___ Data provided
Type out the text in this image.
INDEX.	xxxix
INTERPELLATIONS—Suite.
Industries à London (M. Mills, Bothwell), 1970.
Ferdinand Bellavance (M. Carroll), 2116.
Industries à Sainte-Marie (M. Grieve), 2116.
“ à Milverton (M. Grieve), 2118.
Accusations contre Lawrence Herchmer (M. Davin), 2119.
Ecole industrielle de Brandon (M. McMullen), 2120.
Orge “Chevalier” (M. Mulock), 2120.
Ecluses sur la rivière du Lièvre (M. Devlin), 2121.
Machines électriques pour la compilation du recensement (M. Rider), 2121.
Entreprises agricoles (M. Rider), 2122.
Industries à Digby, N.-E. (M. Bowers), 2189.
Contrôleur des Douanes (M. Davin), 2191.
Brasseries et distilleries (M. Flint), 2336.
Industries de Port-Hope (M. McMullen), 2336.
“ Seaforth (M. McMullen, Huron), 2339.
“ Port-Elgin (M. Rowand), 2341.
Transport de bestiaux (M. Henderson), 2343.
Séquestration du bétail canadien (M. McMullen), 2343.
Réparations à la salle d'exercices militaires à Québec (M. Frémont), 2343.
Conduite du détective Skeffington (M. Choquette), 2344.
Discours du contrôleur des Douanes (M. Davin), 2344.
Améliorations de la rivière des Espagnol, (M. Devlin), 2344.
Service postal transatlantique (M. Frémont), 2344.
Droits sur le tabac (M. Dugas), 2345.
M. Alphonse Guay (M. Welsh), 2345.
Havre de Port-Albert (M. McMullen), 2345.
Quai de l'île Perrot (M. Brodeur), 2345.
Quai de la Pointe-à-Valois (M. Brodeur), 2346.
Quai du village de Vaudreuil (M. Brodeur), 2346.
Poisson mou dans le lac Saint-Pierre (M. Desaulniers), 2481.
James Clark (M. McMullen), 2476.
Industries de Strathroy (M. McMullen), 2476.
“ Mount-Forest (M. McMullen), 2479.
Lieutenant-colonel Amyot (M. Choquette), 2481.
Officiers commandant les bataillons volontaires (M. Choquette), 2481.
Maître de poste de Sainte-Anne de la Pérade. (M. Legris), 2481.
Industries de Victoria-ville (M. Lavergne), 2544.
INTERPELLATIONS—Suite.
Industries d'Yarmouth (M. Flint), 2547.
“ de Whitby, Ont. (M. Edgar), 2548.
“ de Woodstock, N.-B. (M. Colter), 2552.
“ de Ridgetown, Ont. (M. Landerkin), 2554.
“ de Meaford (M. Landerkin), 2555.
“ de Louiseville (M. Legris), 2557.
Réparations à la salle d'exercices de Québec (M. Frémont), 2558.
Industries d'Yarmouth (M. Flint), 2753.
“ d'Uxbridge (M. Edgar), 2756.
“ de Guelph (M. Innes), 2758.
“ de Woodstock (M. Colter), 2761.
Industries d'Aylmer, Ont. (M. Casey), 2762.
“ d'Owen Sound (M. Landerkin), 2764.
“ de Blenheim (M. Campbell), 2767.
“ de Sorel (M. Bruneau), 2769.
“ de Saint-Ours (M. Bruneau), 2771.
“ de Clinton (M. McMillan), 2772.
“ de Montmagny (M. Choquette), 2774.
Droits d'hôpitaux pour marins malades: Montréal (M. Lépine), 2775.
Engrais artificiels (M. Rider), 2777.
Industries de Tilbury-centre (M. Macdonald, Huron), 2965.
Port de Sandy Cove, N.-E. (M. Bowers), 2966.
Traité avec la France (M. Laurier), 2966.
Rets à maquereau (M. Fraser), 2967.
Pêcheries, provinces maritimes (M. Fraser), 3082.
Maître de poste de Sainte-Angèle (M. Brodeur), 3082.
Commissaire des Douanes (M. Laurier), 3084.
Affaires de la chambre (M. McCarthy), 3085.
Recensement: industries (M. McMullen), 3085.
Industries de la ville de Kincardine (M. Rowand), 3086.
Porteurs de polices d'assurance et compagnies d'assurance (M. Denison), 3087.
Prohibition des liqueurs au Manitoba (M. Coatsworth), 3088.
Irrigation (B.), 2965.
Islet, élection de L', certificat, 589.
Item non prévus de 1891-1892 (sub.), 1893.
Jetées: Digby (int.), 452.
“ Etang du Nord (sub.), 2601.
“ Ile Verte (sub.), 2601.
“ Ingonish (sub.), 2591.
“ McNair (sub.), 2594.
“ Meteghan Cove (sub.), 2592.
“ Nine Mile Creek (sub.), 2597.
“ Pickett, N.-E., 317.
______
Copy each line above that contains the string "Douanes".

Written answer —
Contrôleur des Douanes (M. Davin), 2191.
Discours du contrôleur des Douanes (M. Davin), 2344.
Commissaire des Douanes (M. Laurier), 3084.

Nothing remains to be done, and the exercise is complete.